In the entries below, find every line holding the string "default" and collect it.

* START Raw records *

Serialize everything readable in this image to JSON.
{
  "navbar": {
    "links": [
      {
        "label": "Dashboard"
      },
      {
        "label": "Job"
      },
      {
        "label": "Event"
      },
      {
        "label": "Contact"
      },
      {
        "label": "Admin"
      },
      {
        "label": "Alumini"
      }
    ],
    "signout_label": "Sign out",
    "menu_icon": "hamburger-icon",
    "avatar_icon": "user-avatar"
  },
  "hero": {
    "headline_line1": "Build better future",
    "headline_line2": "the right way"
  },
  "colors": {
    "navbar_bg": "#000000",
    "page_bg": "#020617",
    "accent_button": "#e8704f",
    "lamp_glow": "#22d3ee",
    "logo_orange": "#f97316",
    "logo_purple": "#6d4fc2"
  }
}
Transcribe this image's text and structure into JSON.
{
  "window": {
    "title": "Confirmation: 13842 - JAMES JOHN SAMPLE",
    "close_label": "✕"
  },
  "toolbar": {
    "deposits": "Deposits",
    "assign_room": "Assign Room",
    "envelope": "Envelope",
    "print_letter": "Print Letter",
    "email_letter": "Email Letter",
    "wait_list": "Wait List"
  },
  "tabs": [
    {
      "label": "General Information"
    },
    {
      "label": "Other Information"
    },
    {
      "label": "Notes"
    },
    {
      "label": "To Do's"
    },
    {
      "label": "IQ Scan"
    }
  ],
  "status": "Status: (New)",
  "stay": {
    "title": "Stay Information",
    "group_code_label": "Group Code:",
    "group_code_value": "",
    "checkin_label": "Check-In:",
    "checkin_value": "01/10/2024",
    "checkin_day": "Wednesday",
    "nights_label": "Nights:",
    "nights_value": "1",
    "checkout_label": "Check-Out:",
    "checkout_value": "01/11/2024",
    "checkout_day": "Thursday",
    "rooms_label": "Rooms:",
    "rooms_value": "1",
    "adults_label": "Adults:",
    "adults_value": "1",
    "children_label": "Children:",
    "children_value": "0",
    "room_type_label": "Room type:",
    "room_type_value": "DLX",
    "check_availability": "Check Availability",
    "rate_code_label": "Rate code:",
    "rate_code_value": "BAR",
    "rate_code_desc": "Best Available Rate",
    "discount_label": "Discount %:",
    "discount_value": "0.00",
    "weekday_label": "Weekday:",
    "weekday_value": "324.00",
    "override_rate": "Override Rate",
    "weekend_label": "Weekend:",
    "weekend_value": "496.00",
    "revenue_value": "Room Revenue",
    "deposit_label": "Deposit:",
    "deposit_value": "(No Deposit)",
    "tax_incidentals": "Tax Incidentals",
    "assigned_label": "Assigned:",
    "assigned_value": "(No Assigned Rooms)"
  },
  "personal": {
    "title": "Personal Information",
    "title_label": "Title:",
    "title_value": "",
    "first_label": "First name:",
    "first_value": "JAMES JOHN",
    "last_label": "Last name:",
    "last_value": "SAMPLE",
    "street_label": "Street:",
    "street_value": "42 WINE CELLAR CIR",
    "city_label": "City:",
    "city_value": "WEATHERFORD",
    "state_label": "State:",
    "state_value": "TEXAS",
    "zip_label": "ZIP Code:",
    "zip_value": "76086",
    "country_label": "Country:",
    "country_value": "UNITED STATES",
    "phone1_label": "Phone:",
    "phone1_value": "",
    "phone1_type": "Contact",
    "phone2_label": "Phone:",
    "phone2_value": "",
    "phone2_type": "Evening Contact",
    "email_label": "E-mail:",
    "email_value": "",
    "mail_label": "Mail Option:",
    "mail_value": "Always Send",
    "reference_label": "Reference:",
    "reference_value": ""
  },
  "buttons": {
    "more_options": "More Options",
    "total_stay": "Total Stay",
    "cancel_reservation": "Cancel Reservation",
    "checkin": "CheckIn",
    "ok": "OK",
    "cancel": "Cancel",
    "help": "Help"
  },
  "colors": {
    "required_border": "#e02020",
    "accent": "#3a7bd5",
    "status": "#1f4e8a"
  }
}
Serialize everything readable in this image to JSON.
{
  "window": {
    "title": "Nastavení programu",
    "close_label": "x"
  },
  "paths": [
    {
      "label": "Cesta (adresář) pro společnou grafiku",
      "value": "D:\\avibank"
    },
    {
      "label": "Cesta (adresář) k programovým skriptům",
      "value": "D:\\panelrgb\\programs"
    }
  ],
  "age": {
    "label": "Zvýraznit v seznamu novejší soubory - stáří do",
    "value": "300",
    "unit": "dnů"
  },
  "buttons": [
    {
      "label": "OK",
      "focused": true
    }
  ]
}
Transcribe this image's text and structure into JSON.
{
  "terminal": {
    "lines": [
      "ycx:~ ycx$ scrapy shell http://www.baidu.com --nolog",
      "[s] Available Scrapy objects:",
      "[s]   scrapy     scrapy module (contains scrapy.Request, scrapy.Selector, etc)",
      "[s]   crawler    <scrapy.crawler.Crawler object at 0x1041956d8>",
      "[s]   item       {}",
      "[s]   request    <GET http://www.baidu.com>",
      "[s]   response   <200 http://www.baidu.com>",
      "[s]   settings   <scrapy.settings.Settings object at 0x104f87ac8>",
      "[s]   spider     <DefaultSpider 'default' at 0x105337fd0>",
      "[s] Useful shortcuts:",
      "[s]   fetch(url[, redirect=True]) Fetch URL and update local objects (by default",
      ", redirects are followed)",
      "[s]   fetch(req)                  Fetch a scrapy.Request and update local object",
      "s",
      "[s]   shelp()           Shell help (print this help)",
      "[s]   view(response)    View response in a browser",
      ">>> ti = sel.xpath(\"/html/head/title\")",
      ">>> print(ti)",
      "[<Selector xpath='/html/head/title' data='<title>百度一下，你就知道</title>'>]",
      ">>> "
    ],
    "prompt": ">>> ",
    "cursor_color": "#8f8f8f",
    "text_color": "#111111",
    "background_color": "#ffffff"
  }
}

* END Raw records *

§ Task solution:
      "[s]   spider     <DefaultSpider 'default' at 0x105337fd0>",
      "[s]   fetch(url[, redirect=True]) Fetch URL and update local objects (by default",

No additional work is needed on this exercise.